** START Information given **

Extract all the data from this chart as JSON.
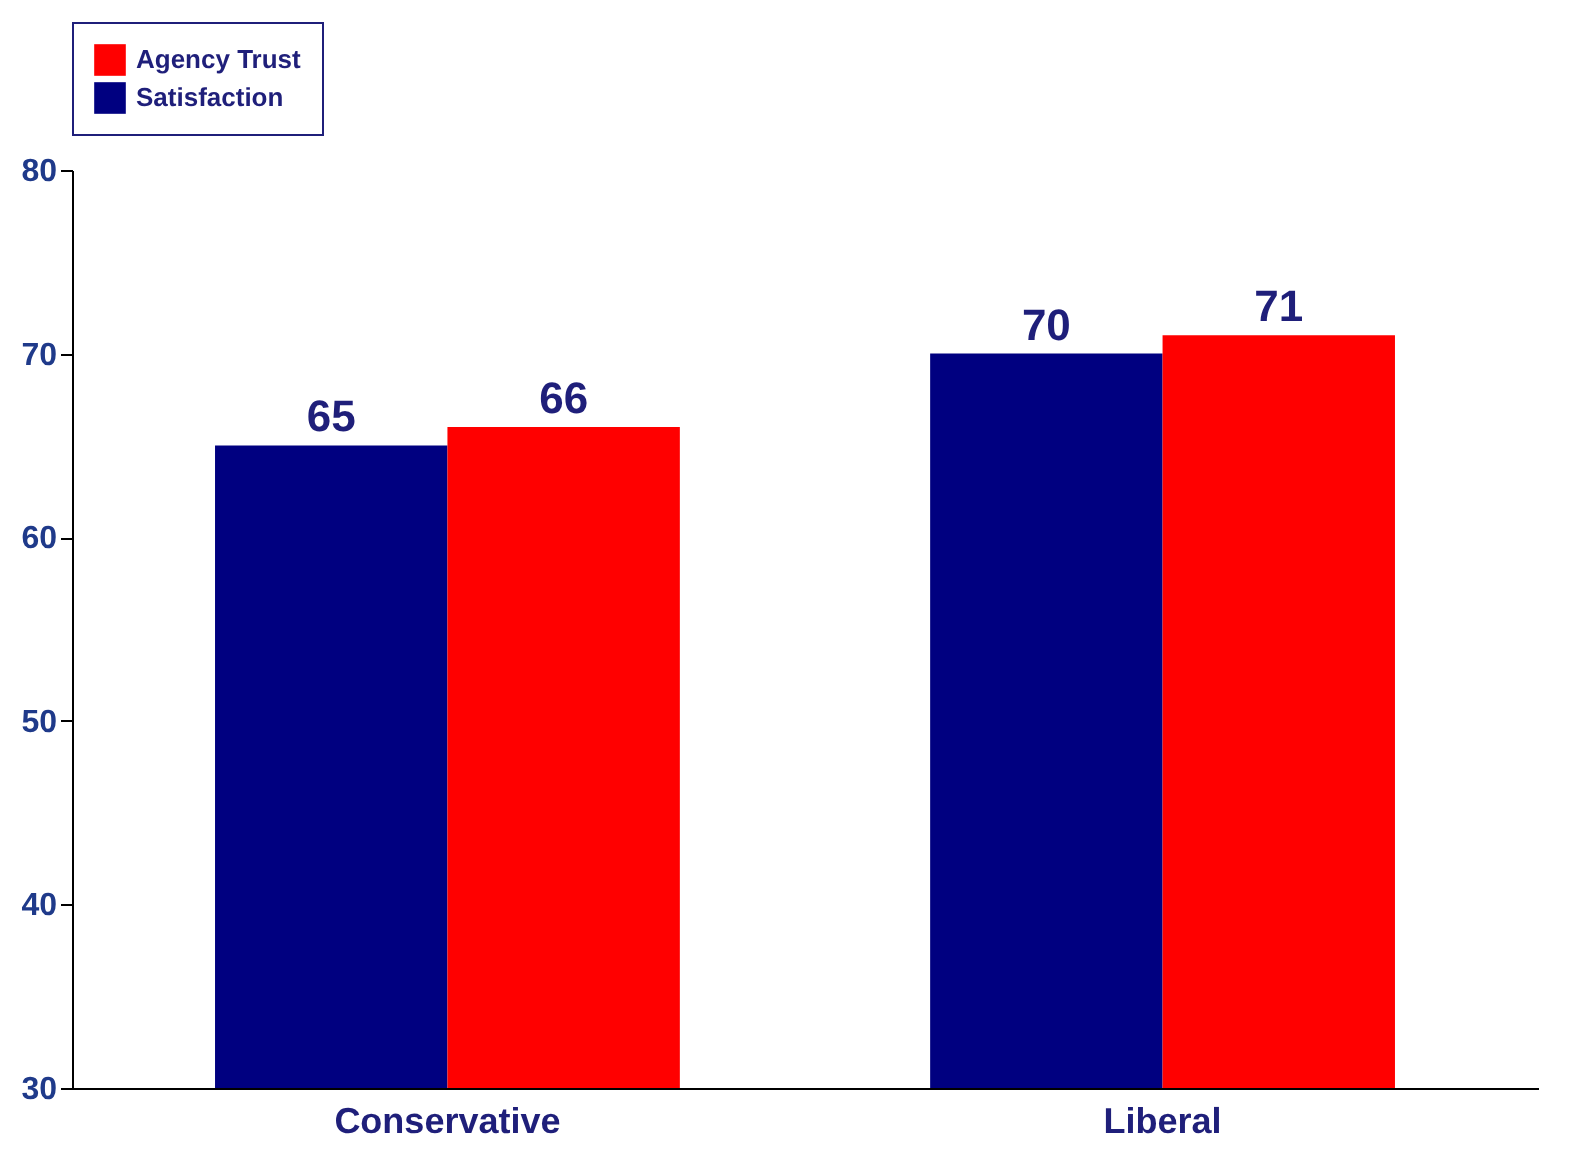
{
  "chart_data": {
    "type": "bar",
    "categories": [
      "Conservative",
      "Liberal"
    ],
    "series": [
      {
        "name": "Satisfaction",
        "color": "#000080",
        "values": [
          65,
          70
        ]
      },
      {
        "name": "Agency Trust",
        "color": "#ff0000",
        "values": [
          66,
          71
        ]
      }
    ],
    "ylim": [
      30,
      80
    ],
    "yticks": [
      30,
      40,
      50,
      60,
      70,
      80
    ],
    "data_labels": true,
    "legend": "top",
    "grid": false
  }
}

** END Information given **

Return all of the entries exactly as written, but drop any pictures they hold.

• [Answer to this exercise]
Extract all the data from this chart as JSON.
{
  "chart_data": {
    "type": "bar",
    "categories": [
      "Conservative",
      "Liberal"
    ],
    "series": [
      {
        "name": "Satisfaction",
        "color": "#000080",
        "values": [
          65,
          70
        ]
      },
      {
        "name": "Agency Trust",
        "color": "#ff0000",
        "values": [
          66,
          71
        ]
      }
    ],
    "ylim": [
      30,
      80
    ],
    "yticks": [
      30,
      40,
      50,
      60,
      70,
      80
    ],
    "data_labels": true,
    "legend": "top",
    "grid": false
  }
}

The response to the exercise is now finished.